_Aim_:
Only the lines from the one with "What's the underlying" to the end of the data below should be given again, exactly, with both ends included and pictures omitted.

◇ ◇ ◇

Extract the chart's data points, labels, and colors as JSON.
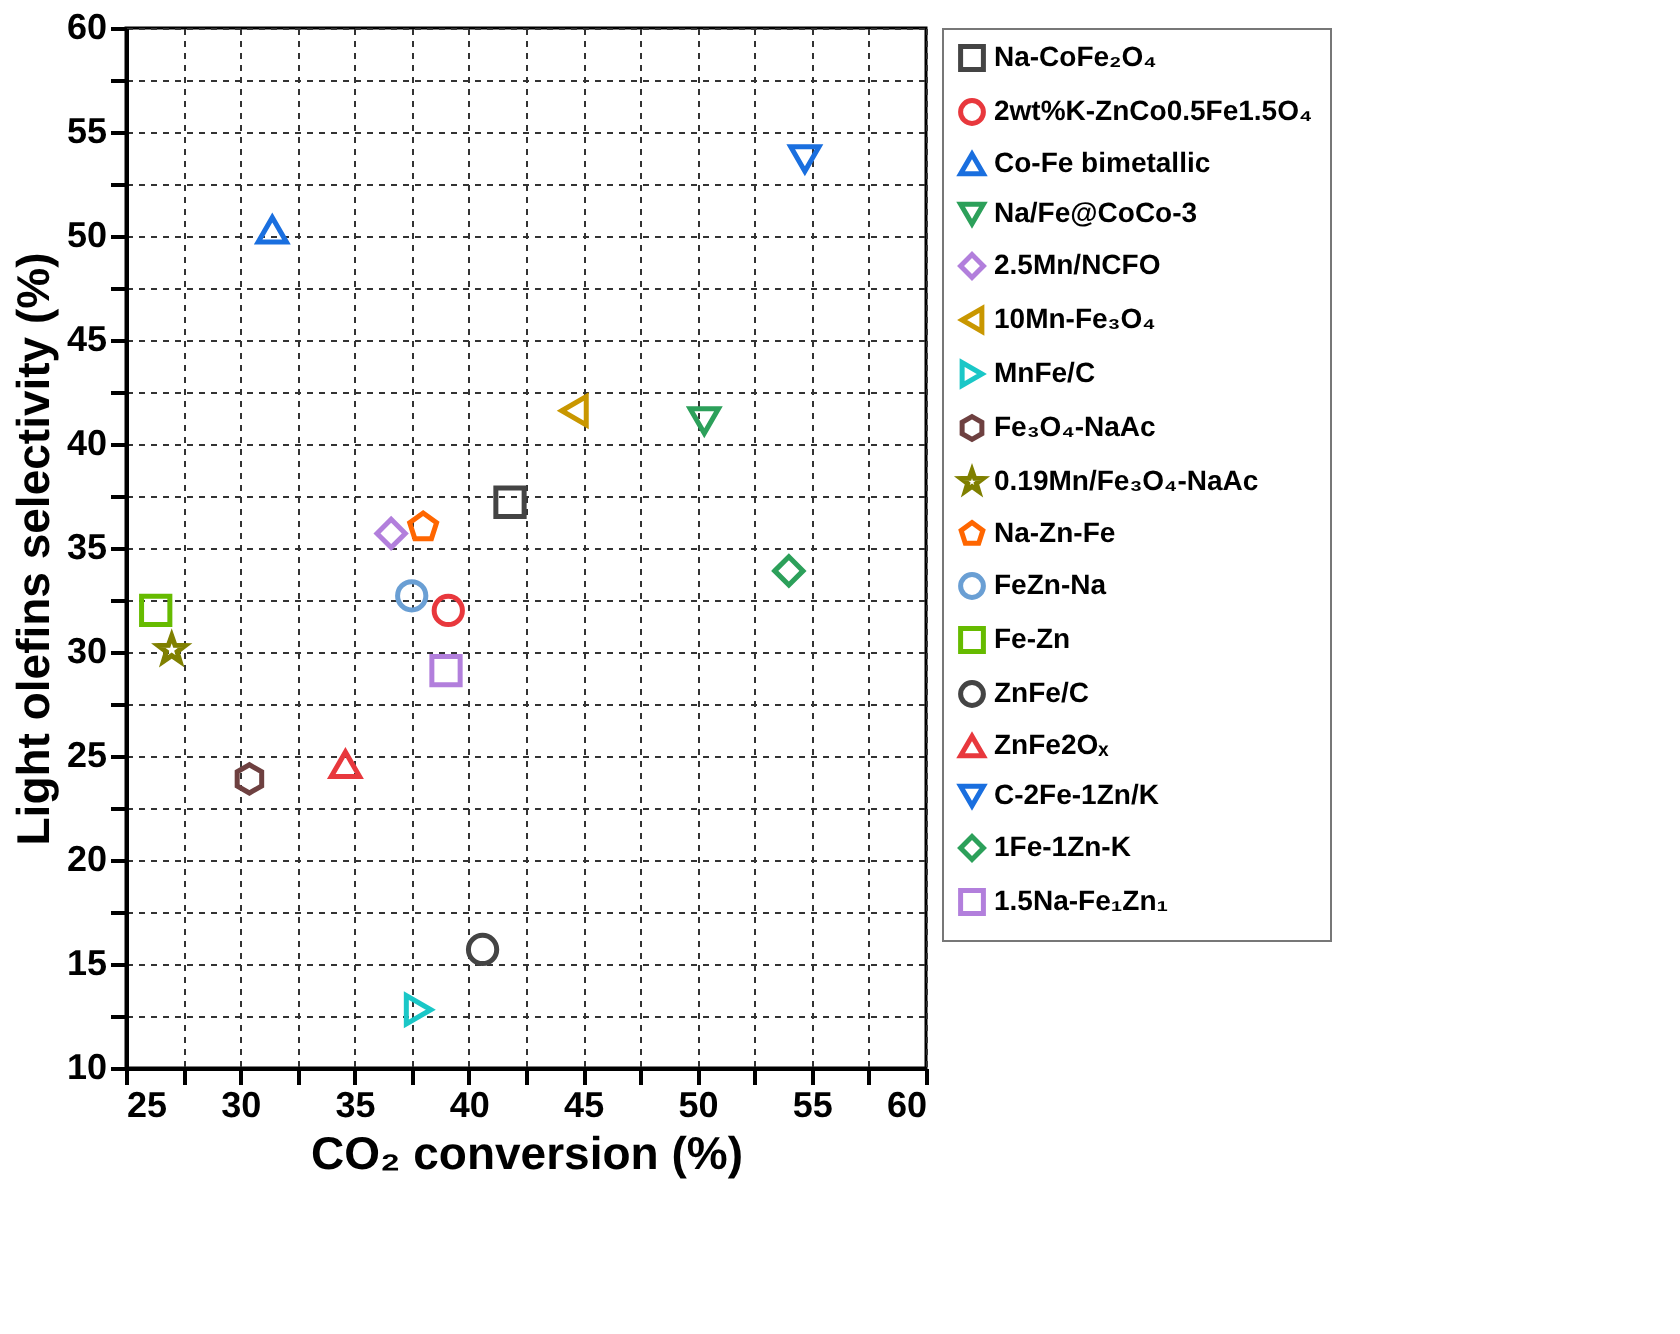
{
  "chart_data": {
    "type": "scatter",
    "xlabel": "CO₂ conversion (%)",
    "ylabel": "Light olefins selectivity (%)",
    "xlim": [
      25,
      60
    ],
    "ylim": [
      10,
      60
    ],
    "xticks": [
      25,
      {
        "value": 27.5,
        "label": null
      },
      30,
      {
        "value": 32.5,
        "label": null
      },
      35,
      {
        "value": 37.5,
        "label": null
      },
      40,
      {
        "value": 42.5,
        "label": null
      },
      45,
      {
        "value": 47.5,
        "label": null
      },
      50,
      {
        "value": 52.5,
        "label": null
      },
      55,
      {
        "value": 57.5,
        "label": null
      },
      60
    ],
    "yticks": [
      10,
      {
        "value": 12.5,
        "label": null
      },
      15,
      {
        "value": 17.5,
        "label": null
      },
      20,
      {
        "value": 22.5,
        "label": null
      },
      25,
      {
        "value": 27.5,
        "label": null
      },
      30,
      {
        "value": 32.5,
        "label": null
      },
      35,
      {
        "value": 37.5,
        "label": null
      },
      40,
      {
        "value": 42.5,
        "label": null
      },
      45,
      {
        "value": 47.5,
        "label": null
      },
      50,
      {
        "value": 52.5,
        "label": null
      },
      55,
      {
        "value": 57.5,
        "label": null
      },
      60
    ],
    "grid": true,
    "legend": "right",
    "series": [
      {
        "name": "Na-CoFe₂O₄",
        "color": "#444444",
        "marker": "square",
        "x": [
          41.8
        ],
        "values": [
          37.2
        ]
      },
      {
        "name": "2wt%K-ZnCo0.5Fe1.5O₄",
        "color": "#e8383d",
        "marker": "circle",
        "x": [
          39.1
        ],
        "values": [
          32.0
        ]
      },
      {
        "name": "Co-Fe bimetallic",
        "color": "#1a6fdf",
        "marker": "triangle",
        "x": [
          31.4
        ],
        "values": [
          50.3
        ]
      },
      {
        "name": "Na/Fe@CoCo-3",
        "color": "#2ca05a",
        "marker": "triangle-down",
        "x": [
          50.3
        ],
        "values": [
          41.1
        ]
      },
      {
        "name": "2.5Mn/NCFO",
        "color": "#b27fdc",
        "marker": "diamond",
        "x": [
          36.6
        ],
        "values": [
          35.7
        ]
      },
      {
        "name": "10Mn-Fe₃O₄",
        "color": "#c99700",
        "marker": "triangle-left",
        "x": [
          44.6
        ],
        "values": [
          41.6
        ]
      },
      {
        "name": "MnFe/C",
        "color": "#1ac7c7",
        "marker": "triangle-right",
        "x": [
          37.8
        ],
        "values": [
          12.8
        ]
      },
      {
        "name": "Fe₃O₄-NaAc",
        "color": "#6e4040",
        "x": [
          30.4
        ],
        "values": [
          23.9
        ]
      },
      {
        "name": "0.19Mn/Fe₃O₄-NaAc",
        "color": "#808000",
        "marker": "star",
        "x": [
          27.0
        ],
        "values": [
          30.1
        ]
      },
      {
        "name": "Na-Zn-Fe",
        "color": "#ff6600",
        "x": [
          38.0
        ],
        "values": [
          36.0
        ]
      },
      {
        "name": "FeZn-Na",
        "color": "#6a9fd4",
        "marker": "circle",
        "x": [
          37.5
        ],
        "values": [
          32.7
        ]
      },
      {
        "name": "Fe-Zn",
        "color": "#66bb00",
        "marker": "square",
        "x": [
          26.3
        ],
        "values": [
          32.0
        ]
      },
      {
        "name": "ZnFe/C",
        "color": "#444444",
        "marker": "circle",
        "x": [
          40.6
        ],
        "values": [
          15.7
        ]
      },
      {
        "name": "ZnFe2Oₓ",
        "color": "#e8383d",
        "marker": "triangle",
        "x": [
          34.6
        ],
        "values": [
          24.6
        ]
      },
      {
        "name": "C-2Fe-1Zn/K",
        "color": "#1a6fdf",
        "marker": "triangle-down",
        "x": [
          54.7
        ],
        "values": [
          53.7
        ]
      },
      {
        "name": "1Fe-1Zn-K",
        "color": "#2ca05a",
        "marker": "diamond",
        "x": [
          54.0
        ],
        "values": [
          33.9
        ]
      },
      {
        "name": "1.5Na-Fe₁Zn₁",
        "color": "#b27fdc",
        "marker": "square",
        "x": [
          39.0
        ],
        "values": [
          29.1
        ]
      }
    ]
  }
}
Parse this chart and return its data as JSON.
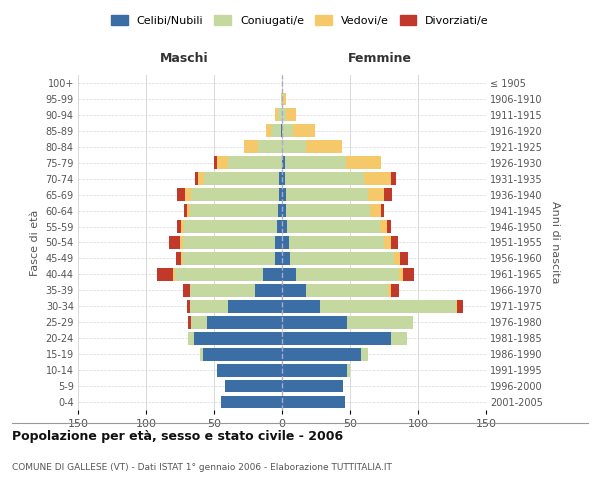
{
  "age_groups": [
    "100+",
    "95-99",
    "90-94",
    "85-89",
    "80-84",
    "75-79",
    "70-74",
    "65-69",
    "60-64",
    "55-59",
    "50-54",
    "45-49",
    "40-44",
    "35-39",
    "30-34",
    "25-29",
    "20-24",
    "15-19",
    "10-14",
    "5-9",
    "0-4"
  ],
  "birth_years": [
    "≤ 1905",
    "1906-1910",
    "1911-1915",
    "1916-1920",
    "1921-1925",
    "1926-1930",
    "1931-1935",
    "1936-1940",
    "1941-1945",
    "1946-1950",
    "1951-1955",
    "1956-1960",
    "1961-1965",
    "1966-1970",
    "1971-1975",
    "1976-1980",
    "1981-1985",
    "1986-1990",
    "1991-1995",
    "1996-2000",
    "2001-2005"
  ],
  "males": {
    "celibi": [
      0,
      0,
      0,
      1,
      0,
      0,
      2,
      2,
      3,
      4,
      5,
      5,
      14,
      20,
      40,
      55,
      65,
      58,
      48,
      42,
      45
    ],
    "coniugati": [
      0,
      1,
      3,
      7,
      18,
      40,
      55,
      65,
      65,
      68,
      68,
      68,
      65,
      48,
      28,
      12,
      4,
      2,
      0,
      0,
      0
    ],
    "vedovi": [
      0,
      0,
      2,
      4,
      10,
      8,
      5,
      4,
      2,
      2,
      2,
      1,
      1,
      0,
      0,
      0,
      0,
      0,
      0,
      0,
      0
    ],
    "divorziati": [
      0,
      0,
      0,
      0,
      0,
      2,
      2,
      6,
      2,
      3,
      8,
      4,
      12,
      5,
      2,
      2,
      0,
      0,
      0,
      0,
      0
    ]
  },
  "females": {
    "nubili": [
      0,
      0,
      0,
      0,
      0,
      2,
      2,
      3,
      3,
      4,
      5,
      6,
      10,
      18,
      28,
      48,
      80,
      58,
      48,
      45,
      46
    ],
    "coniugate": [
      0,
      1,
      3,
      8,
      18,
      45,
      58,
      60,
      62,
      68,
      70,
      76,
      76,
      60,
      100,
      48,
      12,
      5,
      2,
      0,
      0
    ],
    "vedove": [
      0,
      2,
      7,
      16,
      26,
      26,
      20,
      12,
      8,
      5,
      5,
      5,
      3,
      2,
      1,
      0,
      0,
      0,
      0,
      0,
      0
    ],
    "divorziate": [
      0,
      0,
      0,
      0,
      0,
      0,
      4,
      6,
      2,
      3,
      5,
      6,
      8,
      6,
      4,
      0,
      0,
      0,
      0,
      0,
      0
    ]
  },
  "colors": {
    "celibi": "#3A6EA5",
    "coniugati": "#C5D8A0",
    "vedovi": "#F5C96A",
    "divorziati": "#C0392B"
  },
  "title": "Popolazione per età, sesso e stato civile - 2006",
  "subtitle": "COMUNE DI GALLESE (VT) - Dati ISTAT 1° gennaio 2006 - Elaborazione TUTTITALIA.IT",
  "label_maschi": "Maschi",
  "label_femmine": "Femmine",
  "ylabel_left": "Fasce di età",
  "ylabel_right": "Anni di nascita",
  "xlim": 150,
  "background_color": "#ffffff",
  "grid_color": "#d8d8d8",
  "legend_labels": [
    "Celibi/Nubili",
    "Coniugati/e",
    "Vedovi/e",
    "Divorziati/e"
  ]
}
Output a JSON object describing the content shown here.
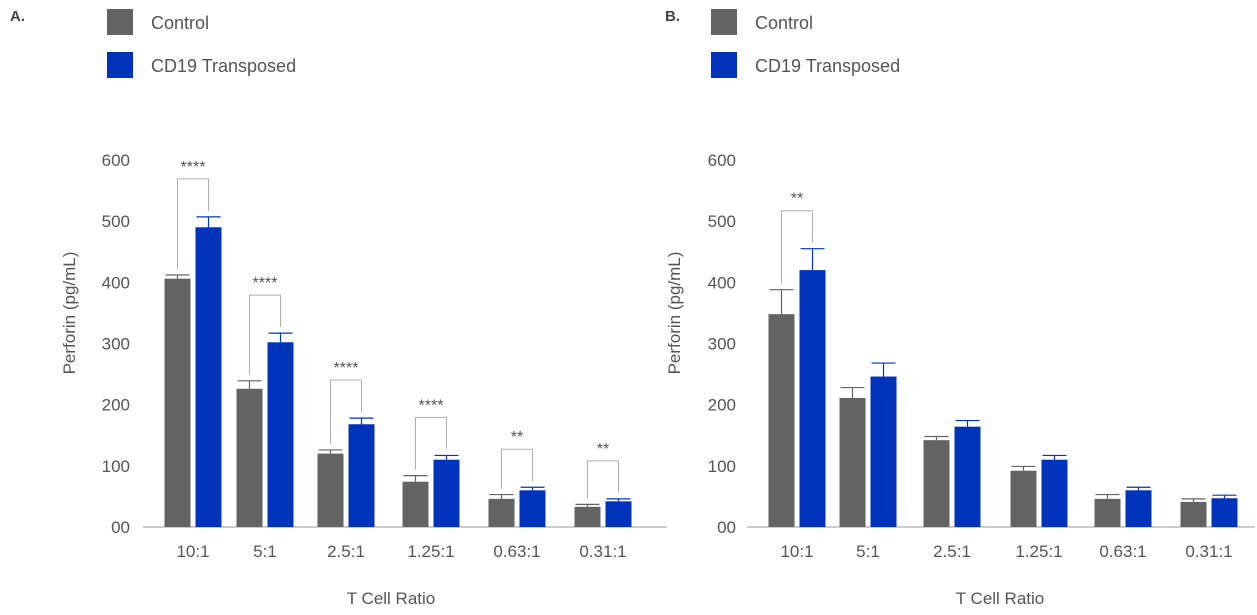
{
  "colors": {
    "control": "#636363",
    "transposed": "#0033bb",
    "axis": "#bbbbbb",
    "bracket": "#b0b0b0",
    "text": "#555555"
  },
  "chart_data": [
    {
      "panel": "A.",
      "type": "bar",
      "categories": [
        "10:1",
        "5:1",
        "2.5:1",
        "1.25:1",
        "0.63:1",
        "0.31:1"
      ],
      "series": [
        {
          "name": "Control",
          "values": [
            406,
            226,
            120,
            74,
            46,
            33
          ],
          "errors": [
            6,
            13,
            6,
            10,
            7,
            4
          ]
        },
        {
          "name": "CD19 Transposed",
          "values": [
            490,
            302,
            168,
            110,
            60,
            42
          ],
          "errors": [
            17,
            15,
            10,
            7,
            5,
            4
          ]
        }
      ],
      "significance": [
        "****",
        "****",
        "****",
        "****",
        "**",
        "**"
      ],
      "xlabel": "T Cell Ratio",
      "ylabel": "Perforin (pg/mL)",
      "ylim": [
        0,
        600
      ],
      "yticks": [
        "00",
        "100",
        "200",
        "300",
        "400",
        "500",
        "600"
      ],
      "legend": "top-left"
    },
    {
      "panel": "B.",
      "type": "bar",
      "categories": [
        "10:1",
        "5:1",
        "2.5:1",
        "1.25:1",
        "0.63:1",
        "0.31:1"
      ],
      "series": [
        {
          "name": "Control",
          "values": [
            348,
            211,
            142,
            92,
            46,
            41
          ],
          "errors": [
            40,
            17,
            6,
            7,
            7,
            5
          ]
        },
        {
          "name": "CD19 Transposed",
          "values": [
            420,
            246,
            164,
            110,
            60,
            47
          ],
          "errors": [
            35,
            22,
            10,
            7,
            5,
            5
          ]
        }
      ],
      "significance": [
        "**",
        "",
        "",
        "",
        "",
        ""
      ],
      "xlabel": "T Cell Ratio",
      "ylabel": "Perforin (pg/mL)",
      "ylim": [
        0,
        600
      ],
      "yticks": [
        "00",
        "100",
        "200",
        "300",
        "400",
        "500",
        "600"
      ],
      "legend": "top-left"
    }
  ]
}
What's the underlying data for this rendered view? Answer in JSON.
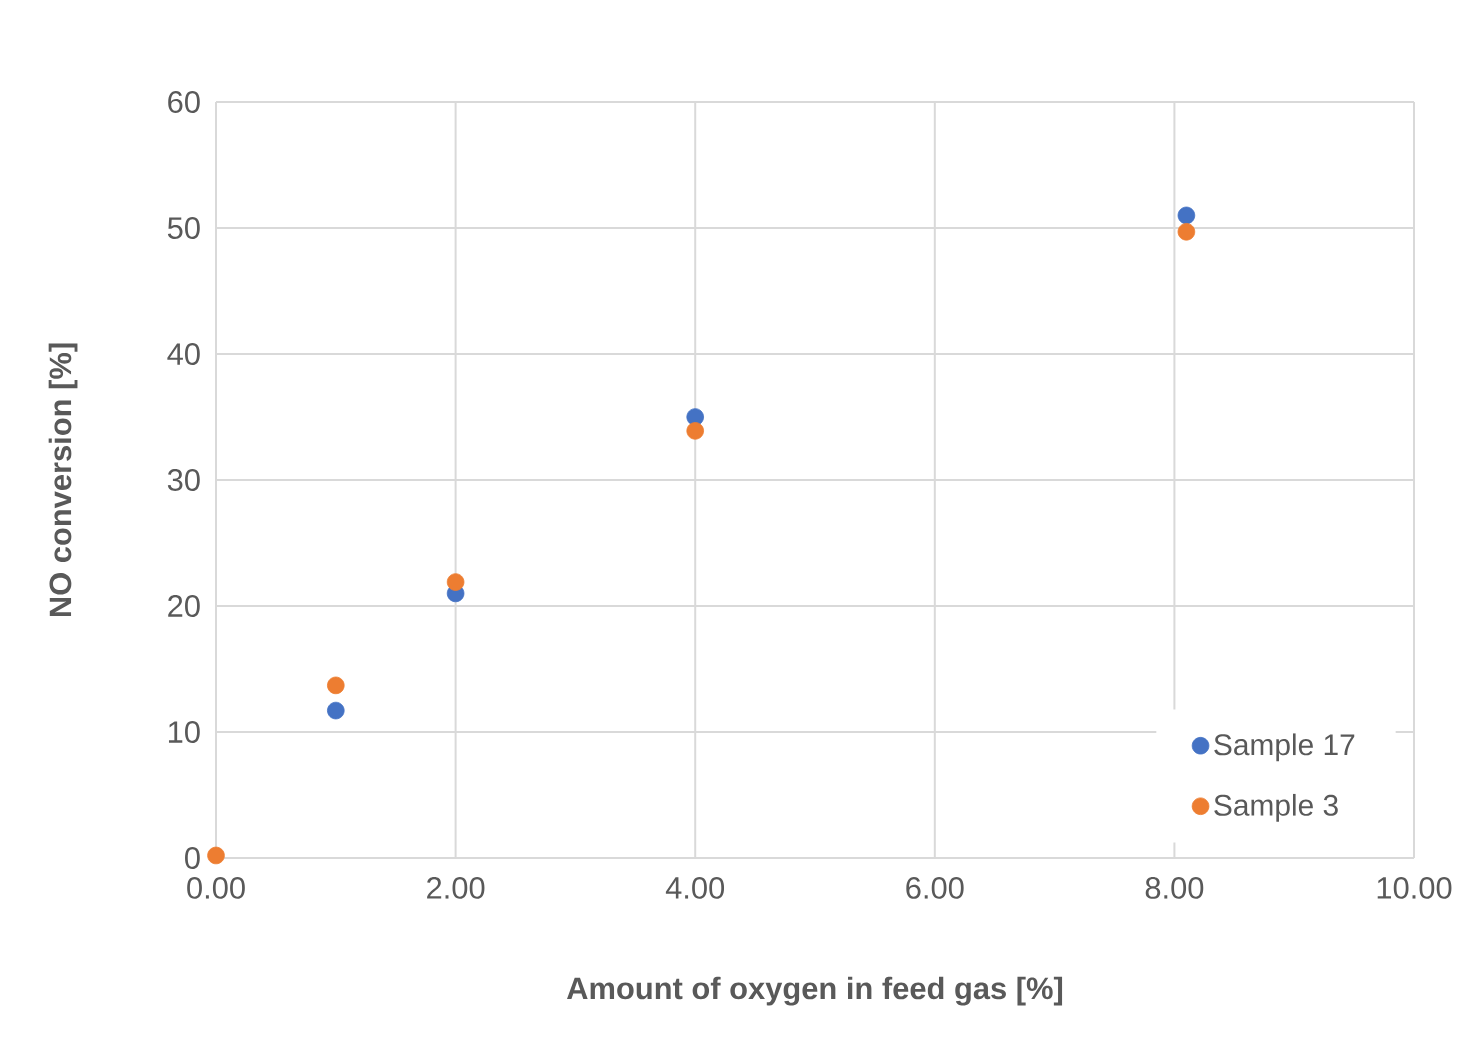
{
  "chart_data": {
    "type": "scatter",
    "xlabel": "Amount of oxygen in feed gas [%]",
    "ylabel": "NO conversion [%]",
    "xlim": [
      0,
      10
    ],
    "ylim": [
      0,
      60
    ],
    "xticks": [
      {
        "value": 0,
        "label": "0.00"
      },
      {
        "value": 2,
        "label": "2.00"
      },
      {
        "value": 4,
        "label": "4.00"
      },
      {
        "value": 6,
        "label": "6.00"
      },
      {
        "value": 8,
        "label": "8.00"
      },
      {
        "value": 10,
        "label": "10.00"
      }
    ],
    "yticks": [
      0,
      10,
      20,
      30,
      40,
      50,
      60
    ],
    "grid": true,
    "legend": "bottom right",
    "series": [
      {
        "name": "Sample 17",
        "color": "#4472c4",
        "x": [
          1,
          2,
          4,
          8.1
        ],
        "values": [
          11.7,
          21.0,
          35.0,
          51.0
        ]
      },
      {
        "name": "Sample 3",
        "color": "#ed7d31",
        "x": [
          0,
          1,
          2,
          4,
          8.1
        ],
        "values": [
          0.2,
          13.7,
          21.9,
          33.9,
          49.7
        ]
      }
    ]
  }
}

◇ ◇ ◇

_Full solution_:
What's the underlying data for this rendered view? Answer in JSON.
{
  "chart_data": {
    "type": "scatter",
    "xlabel": "Amount of oxygen in feed gas [%]",
    "ylabel": "NO conversion [%]",
    "xlim": [
      0,
      10
    ],
    "ylim": [
      0,
      60
    ],
    "xticks": [
      {
        "value": 0,
        "label": "0.00"
      },
      {
        "value": 2,
        "label": "2.00"
      },
      {
        "value": 4,
        "label": "4.00"
      },
      {
        "value": 6,
        "label": "6.00"
      },
      {
        "value": 8,
        "label": "8.00"
      },
      {
        "value": 10,
        "label": "10.00"
      }
    ],
    "yticks": [
      0,
      10,
      20,
      30,
      40,
      50,
      60
    ],
    "grid": true,
    "legend": "bottom right",
    "series": [
      {
        "name": "Sample 17",
        "color": "#4472c4",
        "x": [
          1,
          2,
          4,
          8.1
        ],
        "values": [
          11.7,
          21.0,
          35.0,
          51.0
        ]
      },
      {
        "name": "Sample 3",
        "color": "#ed7d31",
        "x": [
          0,
          1,
          2,
          4,
          8.1
        ],
        "values": [
          0.2,
          13.7,
          21.9,
          33.9,
          49.7
        ]
      }
    ]
  }
}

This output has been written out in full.